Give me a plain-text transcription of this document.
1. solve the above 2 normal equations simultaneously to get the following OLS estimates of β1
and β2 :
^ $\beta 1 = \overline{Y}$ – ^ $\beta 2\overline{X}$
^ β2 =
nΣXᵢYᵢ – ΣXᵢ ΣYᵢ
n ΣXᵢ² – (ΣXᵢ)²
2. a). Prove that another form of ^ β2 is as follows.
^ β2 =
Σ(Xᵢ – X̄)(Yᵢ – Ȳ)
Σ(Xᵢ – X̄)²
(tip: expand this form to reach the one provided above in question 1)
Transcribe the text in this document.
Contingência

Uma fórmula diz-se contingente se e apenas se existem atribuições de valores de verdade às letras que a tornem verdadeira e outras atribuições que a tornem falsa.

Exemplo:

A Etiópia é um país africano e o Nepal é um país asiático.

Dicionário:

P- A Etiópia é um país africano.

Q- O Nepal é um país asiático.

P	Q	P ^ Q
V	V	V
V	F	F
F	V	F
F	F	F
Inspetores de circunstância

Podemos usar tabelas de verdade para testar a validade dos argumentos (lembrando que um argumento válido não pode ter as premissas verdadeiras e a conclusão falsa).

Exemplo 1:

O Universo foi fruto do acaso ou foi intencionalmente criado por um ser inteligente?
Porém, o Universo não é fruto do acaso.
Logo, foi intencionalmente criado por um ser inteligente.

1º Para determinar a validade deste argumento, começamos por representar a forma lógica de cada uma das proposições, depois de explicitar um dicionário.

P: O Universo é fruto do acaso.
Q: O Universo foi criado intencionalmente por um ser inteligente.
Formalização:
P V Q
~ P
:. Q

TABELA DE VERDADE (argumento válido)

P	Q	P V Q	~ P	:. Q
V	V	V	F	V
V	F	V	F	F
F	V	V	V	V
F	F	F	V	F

Problem statement |
Look through the entries above; copy every line holding the string "Nepal".

Expected output |
A Etiópia é um país africano e o Nepal é um país asiático.
Q- O Nepal é um país asiático.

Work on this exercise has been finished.